# Umum > Ngobrol & Ucapan >  Ikan komet ku ikut besar

## klbid

Saya memelihara ikan komet sebagai ikan tester untuk kolam baru. Dan sampai sekarang ikan tsb masih hidup dan bertambah besar. Ukurannya lebih besar sedikit dibanding dengan botol teh green tea 500 ml. Bisa dikatakan kurang lebih 28 cm.
Sedikit pertanyaan buat para hobiest.
1. Apa yg biasa dilakukan terhadap ikan komet kecil ? 
2. Bila sebulan hidup dikolam baru , apakah terus dibuang ?
3. Bila sudah terlanjur besar, apa ada perlakuan khusus ?
4. Apa tetap dipelihara ?
Bagi-bagi ya pengalamannya.

----------


## mrbunta

lah salah, ikan tester kok komet. ya koi. yg tosai bagus. jadi gak di buang. hahahahahahahahahaha
ya di pelihara aja om komet nya

----------


## sbw

Kata orang sunda KOMET = "KOI SAMEET"  :Peace:

----------


## klbid

ya nih... namanya juga makhluk Tuhan yang indah.
jadinya tetap dipelihara sampai sekarang.

----------


## klbid

> Kata orang sunda KOMET = "KOI SAMEET"


iraha ka jepang deui?
hayang milu yeuh...

----------


## sbw

> iraha ka jepang deui?
> hayang milu yeuh...


Bulan opat lur... wakagoi all japan... saya ka jepang deui

----------


## klbid

> Bulan opat lur... wakagoi all japan... saya ka jepang deui


milu......  :Plane:

----------


## sbw

> milu......


dek neangan juri racing koi nya,  ::

----------


## rvidella

bahasa dewa keluar

----------


## sbw

> bahasa dewa keluar


om kilbid kata om dodo roaming tuh  :Argue:

----------


## siunk

> bahasa dewa keluar


bukan bahasa dewa ..om dodo...tapi bahasa sandi.......hehheee...kumaha ieu teh..daramang sadayana??

TUGAS SINGKAT 1: Salin persis bagian obrolan tentang ikan komet, mulai dari "Saya memelihara ikan" sampai dengan "Bagi-bagi ya pengalamannya.".
TUGAS SINGKAT 2: Dalam obrolan tentang ikan komet, berapa kira-kira panjang ikan komet milik klbid?
Daftar yang menyusul sama sekali tidak dipakai di sini.

ISI DATASET:
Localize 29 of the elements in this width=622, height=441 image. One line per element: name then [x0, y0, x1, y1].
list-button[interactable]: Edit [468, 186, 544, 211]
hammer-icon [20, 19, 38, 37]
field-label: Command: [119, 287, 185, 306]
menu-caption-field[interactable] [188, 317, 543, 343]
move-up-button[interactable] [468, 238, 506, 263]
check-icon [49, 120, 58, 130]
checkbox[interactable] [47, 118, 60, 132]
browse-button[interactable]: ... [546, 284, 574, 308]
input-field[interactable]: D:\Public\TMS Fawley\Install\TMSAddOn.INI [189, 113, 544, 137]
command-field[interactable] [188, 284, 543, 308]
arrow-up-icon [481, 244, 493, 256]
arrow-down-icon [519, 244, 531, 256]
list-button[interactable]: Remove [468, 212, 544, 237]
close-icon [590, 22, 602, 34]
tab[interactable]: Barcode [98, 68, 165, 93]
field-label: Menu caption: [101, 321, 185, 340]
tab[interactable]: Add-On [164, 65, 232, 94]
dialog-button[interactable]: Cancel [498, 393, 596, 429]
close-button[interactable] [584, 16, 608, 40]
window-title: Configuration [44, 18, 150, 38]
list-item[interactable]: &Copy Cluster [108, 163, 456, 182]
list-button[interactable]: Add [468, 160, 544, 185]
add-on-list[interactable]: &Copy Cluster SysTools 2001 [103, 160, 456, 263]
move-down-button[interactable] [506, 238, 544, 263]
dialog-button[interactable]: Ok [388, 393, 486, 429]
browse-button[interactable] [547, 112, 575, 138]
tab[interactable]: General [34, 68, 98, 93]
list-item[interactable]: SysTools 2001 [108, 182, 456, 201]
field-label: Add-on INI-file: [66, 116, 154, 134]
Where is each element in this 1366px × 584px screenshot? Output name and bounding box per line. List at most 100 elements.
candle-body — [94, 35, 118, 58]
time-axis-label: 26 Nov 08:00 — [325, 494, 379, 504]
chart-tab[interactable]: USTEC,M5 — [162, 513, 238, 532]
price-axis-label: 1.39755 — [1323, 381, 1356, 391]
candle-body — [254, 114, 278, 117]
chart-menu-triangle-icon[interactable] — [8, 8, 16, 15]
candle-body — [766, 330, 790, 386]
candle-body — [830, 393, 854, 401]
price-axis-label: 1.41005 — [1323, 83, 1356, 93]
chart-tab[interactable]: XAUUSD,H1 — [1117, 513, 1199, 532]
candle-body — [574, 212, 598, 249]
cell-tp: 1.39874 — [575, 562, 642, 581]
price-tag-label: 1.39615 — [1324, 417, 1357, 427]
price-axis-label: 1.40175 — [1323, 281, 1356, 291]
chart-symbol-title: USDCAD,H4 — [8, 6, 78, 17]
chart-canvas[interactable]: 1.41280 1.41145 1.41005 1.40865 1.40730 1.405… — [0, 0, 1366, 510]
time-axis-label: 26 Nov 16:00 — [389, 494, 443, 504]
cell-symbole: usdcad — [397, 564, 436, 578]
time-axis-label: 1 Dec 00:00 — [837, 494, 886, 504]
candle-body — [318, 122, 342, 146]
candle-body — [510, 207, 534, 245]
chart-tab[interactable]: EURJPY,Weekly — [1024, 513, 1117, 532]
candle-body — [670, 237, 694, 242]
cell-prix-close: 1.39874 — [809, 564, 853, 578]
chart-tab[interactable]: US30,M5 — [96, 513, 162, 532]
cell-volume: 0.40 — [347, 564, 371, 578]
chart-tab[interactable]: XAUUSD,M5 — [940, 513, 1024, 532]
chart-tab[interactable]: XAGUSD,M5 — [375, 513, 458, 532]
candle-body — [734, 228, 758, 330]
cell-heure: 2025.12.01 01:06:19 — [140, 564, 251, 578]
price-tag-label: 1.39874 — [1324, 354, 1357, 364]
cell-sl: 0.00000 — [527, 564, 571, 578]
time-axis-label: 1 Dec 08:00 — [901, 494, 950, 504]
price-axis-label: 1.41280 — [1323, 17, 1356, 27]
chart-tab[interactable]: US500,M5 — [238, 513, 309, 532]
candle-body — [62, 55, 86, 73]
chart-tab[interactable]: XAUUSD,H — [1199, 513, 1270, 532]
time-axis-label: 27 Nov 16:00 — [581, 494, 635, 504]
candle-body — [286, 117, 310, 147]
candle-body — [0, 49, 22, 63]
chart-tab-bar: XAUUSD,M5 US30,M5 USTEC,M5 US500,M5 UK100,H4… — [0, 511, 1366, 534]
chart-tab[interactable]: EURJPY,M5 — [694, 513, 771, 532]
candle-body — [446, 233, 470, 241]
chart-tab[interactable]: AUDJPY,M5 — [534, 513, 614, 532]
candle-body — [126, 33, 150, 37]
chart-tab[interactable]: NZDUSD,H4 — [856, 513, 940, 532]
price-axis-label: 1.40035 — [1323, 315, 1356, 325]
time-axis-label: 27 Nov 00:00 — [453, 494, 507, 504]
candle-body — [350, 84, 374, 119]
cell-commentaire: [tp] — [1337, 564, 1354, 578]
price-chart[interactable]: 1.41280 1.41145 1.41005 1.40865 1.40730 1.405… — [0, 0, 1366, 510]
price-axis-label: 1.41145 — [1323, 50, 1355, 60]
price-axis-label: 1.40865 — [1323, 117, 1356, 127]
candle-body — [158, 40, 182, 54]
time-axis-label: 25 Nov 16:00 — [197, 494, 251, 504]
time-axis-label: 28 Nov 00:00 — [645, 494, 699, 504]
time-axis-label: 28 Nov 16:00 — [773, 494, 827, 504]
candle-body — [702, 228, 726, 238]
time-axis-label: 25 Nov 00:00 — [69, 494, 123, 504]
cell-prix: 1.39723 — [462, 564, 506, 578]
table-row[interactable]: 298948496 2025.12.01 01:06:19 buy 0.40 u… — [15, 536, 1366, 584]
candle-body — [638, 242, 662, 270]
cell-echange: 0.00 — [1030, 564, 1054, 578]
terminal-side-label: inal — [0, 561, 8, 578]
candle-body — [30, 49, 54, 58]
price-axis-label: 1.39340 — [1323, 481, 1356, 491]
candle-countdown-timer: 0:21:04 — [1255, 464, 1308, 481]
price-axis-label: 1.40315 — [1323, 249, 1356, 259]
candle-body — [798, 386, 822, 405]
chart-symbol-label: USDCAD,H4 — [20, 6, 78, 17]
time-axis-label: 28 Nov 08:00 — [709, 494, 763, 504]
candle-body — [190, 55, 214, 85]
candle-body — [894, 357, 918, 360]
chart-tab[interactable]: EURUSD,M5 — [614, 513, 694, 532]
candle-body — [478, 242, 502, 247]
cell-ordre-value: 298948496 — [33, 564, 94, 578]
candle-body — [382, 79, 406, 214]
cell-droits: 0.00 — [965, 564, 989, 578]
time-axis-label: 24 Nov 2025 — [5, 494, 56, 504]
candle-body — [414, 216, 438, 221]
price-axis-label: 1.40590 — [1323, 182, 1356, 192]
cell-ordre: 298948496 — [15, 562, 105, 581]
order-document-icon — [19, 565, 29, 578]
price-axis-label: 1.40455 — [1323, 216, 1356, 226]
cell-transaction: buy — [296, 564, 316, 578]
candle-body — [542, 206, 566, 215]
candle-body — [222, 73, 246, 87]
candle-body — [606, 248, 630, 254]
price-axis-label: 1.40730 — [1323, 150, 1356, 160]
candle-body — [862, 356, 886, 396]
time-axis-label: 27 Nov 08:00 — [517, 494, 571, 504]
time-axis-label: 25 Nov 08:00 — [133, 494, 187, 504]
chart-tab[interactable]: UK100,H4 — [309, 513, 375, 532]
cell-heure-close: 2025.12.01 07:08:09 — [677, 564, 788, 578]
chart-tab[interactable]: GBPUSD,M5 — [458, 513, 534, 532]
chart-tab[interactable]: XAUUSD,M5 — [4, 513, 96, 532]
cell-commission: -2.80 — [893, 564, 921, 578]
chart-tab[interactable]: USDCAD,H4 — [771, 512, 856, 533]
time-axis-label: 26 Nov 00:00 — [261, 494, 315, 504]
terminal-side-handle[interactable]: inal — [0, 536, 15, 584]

JAWABAN LATIHAN 1:
Saya memelihara ikan komet sebagai ikan tester untuk kolam baru. Dan sampai sekarang ikan tsb masih hidup dan bertambah besar. Ukurannya lebih besar sedikit dibanding dengan botol teh green tea 500 ml. Bisa dikatakan kurang lebih 28 cm.
Sedikit pertanyaan buat para hobiest.
1. Apa yg biasa dilakukan terhadap ikan komet kecil ? 
2. Bila sebulan hidup dikolam baru , apakah terus dibuang ?
3. Bila sudah terlanjur besar, apa ada perlakuan khusus ?
4. Apa tetap dipelihara ?
Bagi-bagi ya pengalamannya.

JAWABAN LATIHAN 2: Kurang lebih 28 cm.